▶ WORK TO BE COMPLETED: Present each line of the entries below that holds the word "Risk".

Records about charts and figures
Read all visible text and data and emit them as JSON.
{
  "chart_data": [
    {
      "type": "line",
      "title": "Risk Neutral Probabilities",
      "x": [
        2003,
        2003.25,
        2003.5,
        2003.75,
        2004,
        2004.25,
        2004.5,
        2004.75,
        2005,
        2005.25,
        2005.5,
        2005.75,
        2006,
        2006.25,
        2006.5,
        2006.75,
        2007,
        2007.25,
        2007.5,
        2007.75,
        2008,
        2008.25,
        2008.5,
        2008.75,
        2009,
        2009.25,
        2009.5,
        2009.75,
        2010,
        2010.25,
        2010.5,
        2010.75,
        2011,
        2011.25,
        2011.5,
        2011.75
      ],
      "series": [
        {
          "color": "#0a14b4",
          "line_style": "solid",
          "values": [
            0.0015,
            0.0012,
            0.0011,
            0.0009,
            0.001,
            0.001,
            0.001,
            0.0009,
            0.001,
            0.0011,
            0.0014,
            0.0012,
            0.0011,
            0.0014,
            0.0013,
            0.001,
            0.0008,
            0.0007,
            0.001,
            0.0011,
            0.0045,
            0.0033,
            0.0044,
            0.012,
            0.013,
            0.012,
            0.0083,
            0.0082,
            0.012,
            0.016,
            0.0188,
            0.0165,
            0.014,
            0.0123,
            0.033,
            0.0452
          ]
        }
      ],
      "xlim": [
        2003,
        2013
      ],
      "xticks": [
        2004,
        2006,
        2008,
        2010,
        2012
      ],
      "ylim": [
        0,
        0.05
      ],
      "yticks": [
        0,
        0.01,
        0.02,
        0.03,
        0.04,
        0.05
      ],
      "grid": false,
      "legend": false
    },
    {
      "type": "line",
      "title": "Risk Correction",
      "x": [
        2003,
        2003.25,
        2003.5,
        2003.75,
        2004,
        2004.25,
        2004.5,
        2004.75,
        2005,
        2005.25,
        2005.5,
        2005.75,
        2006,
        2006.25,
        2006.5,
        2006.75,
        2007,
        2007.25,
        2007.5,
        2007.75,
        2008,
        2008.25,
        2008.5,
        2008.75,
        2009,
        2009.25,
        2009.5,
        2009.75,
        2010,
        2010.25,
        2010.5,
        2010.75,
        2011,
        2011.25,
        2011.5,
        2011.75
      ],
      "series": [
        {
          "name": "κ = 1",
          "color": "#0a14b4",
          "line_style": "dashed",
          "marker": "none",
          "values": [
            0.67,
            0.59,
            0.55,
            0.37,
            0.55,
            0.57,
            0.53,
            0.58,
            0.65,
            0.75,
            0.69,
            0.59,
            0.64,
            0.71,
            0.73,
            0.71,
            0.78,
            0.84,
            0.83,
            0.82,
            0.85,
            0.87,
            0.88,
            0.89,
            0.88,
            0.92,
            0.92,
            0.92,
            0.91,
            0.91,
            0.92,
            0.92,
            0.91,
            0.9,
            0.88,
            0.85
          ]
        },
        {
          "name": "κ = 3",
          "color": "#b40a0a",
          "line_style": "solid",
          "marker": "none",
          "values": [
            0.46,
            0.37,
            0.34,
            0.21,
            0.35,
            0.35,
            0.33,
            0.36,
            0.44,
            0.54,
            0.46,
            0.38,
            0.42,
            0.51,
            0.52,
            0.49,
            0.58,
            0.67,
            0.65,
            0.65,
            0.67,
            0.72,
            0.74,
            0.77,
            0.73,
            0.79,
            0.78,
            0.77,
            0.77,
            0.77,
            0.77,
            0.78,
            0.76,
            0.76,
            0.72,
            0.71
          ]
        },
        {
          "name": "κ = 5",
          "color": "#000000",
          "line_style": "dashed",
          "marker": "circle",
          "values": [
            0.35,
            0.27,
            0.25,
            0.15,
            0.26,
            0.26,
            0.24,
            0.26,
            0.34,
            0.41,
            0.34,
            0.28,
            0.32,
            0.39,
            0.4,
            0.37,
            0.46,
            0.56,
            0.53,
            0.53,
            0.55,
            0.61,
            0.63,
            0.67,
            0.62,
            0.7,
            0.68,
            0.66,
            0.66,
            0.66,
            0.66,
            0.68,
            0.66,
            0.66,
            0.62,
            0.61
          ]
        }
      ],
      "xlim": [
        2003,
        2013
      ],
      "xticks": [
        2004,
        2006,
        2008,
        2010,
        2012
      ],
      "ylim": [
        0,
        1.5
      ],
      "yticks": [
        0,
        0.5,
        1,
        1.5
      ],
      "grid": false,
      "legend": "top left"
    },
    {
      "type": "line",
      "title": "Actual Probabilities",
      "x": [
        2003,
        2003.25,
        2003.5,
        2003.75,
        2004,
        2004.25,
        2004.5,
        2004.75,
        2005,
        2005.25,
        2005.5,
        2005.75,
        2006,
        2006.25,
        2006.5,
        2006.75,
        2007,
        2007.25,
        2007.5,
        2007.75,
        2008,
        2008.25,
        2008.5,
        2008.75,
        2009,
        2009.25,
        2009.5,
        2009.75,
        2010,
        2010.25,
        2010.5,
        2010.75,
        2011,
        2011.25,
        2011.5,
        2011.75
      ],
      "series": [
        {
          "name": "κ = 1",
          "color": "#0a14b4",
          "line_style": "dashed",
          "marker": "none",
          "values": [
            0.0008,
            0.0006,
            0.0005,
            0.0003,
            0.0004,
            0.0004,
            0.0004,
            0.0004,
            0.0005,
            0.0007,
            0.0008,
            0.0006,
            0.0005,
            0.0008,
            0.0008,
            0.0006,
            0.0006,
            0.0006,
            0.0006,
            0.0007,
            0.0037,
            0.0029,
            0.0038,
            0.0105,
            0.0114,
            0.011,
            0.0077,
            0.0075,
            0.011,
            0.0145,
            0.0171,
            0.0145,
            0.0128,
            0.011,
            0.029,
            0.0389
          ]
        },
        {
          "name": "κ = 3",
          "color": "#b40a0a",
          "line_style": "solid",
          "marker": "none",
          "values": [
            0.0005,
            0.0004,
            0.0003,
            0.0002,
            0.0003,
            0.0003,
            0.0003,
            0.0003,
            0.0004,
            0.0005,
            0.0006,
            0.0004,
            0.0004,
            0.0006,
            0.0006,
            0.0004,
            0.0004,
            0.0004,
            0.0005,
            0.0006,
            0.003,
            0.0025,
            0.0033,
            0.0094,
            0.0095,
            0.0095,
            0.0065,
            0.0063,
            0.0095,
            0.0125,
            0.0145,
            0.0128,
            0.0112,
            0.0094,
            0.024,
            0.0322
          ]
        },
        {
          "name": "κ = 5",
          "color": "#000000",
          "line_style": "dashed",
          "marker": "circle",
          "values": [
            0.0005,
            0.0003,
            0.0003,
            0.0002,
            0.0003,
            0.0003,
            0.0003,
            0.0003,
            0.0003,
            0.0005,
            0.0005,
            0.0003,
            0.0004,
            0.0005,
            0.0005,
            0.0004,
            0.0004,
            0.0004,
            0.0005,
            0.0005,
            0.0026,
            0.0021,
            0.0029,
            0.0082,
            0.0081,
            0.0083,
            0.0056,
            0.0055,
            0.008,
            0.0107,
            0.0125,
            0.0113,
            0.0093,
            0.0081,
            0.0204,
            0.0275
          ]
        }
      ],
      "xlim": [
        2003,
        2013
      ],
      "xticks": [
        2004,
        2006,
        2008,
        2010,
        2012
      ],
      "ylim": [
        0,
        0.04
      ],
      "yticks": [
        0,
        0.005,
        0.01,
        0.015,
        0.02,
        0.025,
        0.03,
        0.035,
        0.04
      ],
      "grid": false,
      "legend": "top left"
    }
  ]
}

▶ SOLUTION:
      "title": "Risk Neutral Probabilities",
      "title": "Risk Correction",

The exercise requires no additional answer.